Goal:
Restate, word for word, all of the material shown below.
○ ○ ○ ○ ○ ○ ○
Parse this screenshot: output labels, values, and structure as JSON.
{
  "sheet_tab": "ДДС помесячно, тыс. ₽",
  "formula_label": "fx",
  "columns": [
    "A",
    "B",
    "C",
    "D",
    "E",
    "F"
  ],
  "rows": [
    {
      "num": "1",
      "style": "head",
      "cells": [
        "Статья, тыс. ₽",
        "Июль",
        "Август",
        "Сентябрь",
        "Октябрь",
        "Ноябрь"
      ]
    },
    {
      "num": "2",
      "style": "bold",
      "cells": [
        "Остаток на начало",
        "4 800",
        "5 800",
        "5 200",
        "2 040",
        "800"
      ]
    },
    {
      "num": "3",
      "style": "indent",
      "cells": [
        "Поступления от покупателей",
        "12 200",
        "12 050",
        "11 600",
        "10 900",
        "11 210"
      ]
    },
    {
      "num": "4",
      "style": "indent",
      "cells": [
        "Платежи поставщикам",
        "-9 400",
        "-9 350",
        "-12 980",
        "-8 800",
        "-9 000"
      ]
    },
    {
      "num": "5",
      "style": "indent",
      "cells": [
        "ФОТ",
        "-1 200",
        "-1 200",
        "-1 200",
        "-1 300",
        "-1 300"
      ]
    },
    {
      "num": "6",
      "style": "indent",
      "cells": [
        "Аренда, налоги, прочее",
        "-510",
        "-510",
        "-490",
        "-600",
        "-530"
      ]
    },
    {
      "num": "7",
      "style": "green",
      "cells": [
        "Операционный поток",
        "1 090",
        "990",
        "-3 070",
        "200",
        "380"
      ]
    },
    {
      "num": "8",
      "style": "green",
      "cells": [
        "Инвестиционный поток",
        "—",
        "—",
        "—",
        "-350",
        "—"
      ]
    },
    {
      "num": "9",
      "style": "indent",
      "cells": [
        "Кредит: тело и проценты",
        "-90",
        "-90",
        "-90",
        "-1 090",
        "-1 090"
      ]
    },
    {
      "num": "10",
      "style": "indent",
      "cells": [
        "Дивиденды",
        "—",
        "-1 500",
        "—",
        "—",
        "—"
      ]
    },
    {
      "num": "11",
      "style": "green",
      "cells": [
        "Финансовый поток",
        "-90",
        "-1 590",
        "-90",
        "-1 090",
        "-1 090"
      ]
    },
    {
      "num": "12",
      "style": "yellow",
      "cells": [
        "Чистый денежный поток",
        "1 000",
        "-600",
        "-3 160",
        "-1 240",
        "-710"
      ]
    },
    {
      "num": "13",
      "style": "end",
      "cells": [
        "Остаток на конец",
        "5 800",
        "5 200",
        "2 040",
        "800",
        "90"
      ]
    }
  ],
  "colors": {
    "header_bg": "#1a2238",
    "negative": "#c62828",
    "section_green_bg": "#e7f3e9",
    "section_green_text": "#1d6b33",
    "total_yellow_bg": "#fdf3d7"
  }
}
○ ○ ○ ○ ○ ○ ○
Answer to this task:
Parse this screenshot: output labels, values, and structure as JSON.
{
  "sheet_tab": "ДДС помесячно, тыс. ₽",
  "formula_label": "fx",
  "columns": [
    "A",
    "B",
    "C",
    "D",
    "E",
    "F"
  ],
  "rows": [
    {
      "num": "1",
      "style": "head",
      "cells": [
        "Статья, тыс. ₽",
        "Июль",
        "Август",
        "Сентябрь",
        "Октябрь",
        "Ноябрь"
      ]
    },
    {
      "num": "2",
      "style": "bold",
      "cells": [
        "Остаток на начало",
        "4 800",
        "5 800",
        "5 200",
        "2 040",
        "800"
      ]
    },
    {
      "num": "3",
      "style": "indent",
      "cells": [
        "Поступления от покупателей",
        "12 200",
        "12 050",
        "11 600",
        "10 900",
        "11 210"
      ]
    },
    {
      "num": "4",
      "style": "indent",
      "cells": [
        "Платежи поставщикам",
        "-9 400",
        "-9 350",
        "-12 980",
        "-8 800",
        "-9 000"
      ]
    },
    {
      "num": "5",
      "style": "indent",
      "cells": [
        "ФОТ",
        "-1 200",
        "-1 200",
        "-1 200",
        "-1 300",
        "-1 300"
      ]
    },
    {
      "num": "6",
      "style": "indent",
      "cells": [
        "Аренда, налоги, прочее",
        "-510",
        "-510",
        "-490",
        "-600",
        "-530"
      ]
    },
    {
      "num": "7",
      "style": "green",
      "cells": [
        "Операционный поток",
        "1 090",
        "990",
        "-3 070",
        "200",
        "380"
      ]
    },
    {
      "num": "8",
      "style": "green",
      "cells": [
        "Инвестиционный поток",
        "—",
        "—",
        "—",
        "-350",
        "—"
      ]
    },
    {
      "num": "9",
      "style": "indent",
      "cells": [
        "Кредит: тело и проценты",
        "-90",
        "-90",
        "-90",
        "-1 090",
        "-1 090"
      ]
    },
    {
      "num": "10",
      "style": "indent",
      "cells": [
        "Дивиденды",
        "—",
        "-1 500",
        "—",
        "—",
        "—"
      ]
    },
    {
      "num": "11",
      "style": "green",
      "cells": [
        "Финансовый поток",
        "-90",
        "-1 590",
        "-90",
        "-1 090",
        "-1 090"
      ]
    },
    {
      "num": "12",
      "style": "yellow",
      "cells": [
        "Чистый денежный поток",
        "1 000",
        "-600",
        "-3 160",
        "-1 240",
        "-710"
      ]
    },
    {
      "num": "13",
      "style": "end",
      "cells": [
        "Остаток на конец",
        "5 800",
        "5 200",
        "2 040",
        "800",
        "90"
      ]
    }
  ],
  "colors": {
    "header_bg": "#1a2238",
    "negative": "#c62828",
    "section_green_bg": "#e7f3e9",
    "section_green_text": "#1d6b33",
    "total_yellow_bg": "#fdf3d7"
  }
}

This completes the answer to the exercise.